EXERCISE REQUIREMENTS:
All entries should be output exactly as they stand.

(Saved entries)
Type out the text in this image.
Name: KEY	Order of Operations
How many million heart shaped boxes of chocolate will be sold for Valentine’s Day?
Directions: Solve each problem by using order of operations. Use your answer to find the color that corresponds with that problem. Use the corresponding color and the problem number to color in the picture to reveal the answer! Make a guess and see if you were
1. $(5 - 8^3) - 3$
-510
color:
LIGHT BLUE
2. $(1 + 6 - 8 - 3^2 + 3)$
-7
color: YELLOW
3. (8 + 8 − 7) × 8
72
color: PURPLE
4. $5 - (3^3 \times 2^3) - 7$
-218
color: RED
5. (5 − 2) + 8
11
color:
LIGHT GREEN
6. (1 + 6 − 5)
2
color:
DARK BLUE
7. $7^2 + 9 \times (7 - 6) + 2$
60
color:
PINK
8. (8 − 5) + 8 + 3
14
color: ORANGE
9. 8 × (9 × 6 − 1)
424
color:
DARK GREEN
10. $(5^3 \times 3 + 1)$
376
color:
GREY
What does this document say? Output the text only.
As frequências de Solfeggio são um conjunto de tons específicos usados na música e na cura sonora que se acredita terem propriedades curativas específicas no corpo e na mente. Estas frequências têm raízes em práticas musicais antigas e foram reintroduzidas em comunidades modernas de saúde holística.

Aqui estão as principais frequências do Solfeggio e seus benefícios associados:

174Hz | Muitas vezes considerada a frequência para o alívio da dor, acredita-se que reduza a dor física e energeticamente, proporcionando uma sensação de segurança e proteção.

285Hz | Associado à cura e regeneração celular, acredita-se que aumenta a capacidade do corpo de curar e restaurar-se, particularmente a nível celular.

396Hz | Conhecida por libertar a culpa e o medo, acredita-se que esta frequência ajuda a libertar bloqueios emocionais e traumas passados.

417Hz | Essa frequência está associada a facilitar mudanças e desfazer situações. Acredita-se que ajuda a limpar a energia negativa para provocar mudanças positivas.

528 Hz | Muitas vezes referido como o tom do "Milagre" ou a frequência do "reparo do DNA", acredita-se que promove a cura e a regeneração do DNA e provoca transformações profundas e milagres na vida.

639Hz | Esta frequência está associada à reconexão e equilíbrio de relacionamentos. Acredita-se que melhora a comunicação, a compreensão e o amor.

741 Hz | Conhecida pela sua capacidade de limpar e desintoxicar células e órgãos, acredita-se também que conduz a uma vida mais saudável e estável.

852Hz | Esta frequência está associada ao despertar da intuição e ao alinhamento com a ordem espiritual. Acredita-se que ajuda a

WRITTEN ANSWER:
Type out the text in this image.
Name: KEY	Order of Operations
How many million heart shaped boxes of chocolate will be sold for Valentine’s Day?
Directions: Solve each problem by using order of operations. Use your answer to find the color that corresponds with that problem. Use the corresponding color and the problem number to color in the picture to reveal the answer! Make a guess and see if you were
1. $(5 - 8^3) - 3$
-510
color:
LIGHT BLUE
2. $(1 + 6 - 8 - 3^2 + 3)$
-7
color: YELLOW
3. (8 + 8 − 7) × 8
72
color: PURPLE
4. $5 - (3^3 \times 2^3) - 7$
-218
color: RED
5. (5 − 2) + 8
11
color:
LIGHT GREEN
6. (1 + 6 − 5)
2
color:
DARK BLUE
7. $7^2 + 9 \times (7 - 6) + 2$
60
color:
PINK
8. (8 − 5) + 8 + 3
14
color: ORANGE
9. 8 × (9 × 6 − 1)
424
color:
DARK GREEN
10. $(5^3 \times 3 + 1)$
376
color:
GREY
What does this document say? Output the text only.
As frequências de Solfeggio são um conjunto de tons específicos usados na música e na cura sonora que se acredita terem propriedades curativas específicas no corpo e na mente. Estas frequências têm raízes em práticas musicais antigas e foram reintroduzidas em comunidades modernas de saúde holística.

Aqui estão as principais frequências do Solfeggio e seus benefícios associados:

174Hz | Muitas vezes considerada a frequência para o alívio da dor, acredita-se que reduza a dor física e energeticamente, proporcionando uma sensação de segurança e proteção.

285Hz | Associado à cura e regeneração celular, acredita-se que aumenta a capacidade do corpo de curar e restaurar-se, particularmente a nível celular.

396Hz | Conhecida por libertar a culpa e o medo, acredita-se que esta frequência ajuda a libertar bloqueios emocionais e traumas passados.

417Hz | Essa frequência está associada a facilitar mudanças e desfazer situações. Acredita-se que ajuda a limpar a energia negativa para provocar mudanças positivas.

528 Hz | Muitas vezes referido como o tom do "Milagre" ou a frequência do "reparo do DNA", acredita-se que promove a cura e a regeneração do DNA e provoca transformações profundas e milagres na vida.

639Hz | Esta frequência está associada à reconexão e equilíbrio de relacionamentos. Acredita-se que melhora a comunicação, a compreensão e o amor.

741 Hz | Conhecida pela sua capacidade de limpar e desintoxicar células e órgãos, acredita-se também que conduz a uma vida mais saudável e estável.

852Hz | Esta frequência está associada ao despertar da intuição e ao alinhamento com a ordem espiritual. Acredita-se que ajuda a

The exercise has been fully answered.